_PROBLEM:_ Repeat every record below exactly as written.

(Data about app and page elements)
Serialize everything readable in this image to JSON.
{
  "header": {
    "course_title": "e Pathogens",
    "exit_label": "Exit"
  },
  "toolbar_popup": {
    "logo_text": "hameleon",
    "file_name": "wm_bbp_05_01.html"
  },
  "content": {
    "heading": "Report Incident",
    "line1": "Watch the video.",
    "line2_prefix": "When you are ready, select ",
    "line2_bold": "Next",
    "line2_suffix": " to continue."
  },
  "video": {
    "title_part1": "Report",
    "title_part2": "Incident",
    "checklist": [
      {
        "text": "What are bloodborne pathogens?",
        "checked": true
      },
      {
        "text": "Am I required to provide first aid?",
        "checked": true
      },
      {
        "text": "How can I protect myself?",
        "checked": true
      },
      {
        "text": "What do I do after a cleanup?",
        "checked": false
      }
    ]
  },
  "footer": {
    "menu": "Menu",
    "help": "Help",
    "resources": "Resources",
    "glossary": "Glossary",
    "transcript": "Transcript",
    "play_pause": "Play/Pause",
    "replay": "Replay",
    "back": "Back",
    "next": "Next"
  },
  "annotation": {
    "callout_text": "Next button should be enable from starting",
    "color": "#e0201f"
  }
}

_RESPONSE BOX:_
Serialize everything readable in this image to JSON.
{
  "header": {
    "course_title": "e Pathogens",
    "exit_label": "Exit"
  },
  "toolbar_popup": {
    "logo_text": "hameleon",
    "file_name": "wm_bbp_05_01.html"
  },
  "content": {
    "heading": "Report Incident",
    "line1": "Watch the video.",
    "line2_prefix": "When you are ready, select ",
    "line2_bold": "Next",
    "line2_suffix": " to continue."
  },
  "video": {
    "title_part1": "Report",
    "title_part2": "Incident",
    "checklist": [
      {
        "text": "What are bloodborne pathogens?",
        "checked": true
      },
      {
        "text": "Am I required to provide first aid?",
        "checked": true
      },
      {
        "text": "How can I protect myself?",
        "checked": true
      },
      {
        "text": "What do I do after a cleanup?",
        "checked": false
      }
    ]
  },
  "footer": {
    "menu": "Menu",
    "help": "Help",
    "resources": "Resources",
    "glossary": "Glossary",
    "transcript": "Transcript",
    "play_pause": "Play/Pause",
    "replay": "Replay",
    "back": "Back",
    "next": "Next"
  },
  "annotation": {
    "callout_text": "Next button should be enable from starting",
    "color": "#e0201f"
  }
}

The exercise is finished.